---- GIVEN INFORMATION

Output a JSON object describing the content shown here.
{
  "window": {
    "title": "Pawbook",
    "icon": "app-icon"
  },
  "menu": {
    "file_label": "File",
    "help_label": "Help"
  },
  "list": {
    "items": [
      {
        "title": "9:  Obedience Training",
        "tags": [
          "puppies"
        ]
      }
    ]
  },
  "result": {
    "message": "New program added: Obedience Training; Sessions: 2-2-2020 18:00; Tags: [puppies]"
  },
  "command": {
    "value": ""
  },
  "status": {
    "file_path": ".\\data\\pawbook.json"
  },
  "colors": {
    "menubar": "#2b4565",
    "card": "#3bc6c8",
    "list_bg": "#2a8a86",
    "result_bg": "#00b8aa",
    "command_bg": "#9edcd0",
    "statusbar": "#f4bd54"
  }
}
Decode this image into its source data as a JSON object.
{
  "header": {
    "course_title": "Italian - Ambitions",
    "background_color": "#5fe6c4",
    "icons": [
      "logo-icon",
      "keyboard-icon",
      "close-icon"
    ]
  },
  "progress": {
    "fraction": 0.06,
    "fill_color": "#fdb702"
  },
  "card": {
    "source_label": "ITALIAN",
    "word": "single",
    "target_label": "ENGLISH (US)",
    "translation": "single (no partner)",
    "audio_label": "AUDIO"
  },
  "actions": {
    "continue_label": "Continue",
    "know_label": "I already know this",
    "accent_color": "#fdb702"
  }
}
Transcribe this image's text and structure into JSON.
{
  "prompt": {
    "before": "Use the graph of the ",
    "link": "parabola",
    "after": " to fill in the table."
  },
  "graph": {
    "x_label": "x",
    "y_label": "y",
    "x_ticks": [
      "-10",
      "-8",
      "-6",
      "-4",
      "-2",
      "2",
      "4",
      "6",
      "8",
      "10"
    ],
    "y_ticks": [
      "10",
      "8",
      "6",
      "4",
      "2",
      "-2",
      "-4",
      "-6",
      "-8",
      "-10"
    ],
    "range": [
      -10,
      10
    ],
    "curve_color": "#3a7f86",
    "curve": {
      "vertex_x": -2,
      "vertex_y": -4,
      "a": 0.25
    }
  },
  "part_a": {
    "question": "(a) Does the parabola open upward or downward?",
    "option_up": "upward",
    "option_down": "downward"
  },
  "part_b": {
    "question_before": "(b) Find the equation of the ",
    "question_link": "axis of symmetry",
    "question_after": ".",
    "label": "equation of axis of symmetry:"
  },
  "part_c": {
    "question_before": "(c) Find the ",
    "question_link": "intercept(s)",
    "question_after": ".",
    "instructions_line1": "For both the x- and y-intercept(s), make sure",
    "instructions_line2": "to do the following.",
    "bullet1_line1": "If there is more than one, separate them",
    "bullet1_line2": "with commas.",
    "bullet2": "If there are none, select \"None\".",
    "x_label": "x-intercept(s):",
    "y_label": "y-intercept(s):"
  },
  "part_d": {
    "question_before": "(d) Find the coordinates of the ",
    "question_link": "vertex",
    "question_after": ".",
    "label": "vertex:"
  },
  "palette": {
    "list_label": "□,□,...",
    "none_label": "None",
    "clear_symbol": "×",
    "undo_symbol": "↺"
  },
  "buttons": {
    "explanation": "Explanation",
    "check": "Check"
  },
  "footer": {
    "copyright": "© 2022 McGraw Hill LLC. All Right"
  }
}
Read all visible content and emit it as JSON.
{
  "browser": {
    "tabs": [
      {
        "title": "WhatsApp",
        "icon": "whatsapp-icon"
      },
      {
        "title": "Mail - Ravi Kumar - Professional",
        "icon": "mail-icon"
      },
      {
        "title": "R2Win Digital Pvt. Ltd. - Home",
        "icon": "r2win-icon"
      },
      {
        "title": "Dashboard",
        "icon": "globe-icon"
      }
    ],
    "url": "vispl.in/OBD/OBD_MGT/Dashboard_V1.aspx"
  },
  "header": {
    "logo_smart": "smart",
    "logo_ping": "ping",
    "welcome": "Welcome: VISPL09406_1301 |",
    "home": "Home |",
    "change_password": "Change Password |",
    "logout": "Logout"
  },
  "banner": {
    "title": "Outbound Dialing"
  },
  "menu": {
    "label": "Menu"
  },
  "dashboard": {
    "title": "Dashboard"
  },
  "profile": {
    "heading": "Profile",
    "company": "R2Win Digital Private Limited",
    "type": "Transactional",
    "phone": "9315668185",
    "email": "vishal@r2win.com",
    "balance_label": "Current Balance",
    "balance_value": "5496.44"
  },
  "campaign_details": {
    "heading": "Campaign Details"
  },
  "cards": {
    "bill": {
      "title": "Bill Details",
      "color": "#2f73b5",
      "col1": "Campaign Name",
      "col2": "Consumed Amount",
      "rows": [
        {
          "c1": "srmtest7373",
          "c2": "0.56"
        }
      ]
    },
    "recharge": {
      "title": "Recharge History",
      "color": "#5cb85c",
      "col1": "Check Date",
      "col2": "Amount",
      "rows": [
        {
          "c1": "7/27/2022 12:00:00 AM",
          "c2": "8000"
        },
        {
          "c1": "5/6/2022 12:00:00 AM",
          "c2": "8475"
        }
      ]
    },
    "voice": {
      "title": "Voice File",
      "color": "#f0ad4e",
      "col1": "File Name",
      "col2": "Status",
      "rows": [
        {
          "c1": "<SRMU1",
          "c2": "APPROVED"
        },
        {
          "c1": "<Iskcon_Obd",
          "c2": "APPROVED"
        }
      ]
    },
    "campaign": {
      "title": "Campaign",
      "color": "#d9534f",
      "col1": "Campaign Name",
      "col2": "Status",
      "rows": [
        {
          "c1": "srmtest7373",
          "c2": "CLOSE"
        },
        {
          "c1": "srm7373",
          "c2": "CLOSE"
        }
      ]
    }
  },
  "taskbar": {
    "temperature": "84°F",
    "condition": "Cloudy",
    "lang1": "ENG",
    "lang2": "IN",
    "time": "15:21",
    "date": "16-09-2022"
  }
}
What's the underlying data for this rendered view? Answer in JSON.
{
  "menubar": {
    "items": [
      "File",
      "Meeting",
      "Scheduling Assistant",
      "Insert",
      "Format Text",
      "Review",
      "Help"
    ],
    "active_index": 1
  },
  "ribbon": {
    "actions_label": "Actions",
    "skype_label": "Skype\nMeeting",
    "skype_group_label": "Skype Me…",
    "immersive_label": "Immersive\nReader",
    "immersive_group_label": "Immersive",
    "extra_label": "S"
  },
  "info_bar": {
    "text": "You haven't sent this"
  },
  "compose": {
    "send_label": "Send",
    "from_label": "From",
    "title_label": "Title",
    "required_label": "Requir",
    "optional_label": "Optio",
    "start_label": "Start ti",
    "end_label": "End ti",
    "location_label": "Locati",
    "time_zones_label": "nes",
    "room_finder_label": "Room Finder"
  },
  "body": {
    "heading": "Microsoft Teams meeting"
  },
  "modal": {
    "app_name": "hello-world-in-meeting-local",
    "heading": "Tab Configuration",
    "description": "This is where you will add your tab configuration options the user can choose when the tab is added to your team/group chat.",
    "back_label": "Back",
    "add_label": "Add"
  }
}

--------

» WHAT THIS TASK INVOLVES
Pull out all lines from the entries above that include the word "Digital".

» REPLY
        "title": "R2Win Digital Pvt. Ltd. - Home",
    "company": "R2Win Digital Private Limited",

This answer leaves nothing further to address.